◆ To do
Every line that contains the word "Город" should be copied.

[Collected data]
--------
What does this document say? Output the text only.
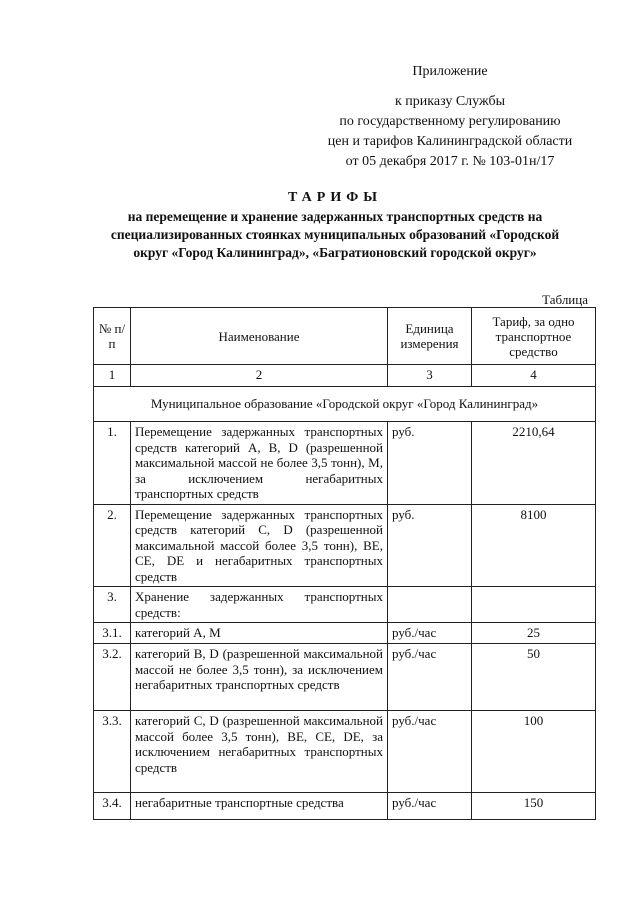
Приложение
к приказу Службы
по государственному регулированию
цен и тарифов Калининградской области
от 05 декабря 2017 г. № 103-01н/17
ТАРИФЫ
на перемещение и хранение задержанных транспортных средств на специализированных стоянках муниципальных образований «Городской округ «Город Калининград», «Багратионовский городской округ»
Таблица
№ п/п	Наименование	Единица измерения	Тариф, за одно транспортное средство
1	2	3	4
Муниципальное образование «Городской округ «Город Калининград»			
1.	Перемещение задержанных транспортных средств категорий A, B, D (разрешенной максимальной массой не более 3,5 тонн), M, за исключением негабаритных транспортных средств	руб.	2210,64
2.	Перемещение задержанных транспортных средств категорий C, D (разрешенной максимальной массой более 3,5 тонн), BE, CE, DE и негабаритных транспортных средств	руб.	8100
3.	Хранение задержанных транспортных средств:		
3.1.	категорий A, M	руб./час	25
3.2.	категорий B, D (разрешенной максимальной массой не более 3,5 тонн), за исключением негабаритных транспортных средств	руб./час	50
3.3.	категорий C, D (разрешенной максимальной массой более 3,5 тонн), BE, CE, DE, за исключением негабаритных транспортных средств	руб./час	100
3.4.	негабаритные транспортные средства	руб./час	150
--------
◆ Answer for the task
на перемещение и хранение задержанных транспортных средств на специализированных стоянках муниципальных образований «Городской округ «Город Калининград», «Багратионовский городской округ»
Муниципальное образование «Городской округ «Город Калининград»			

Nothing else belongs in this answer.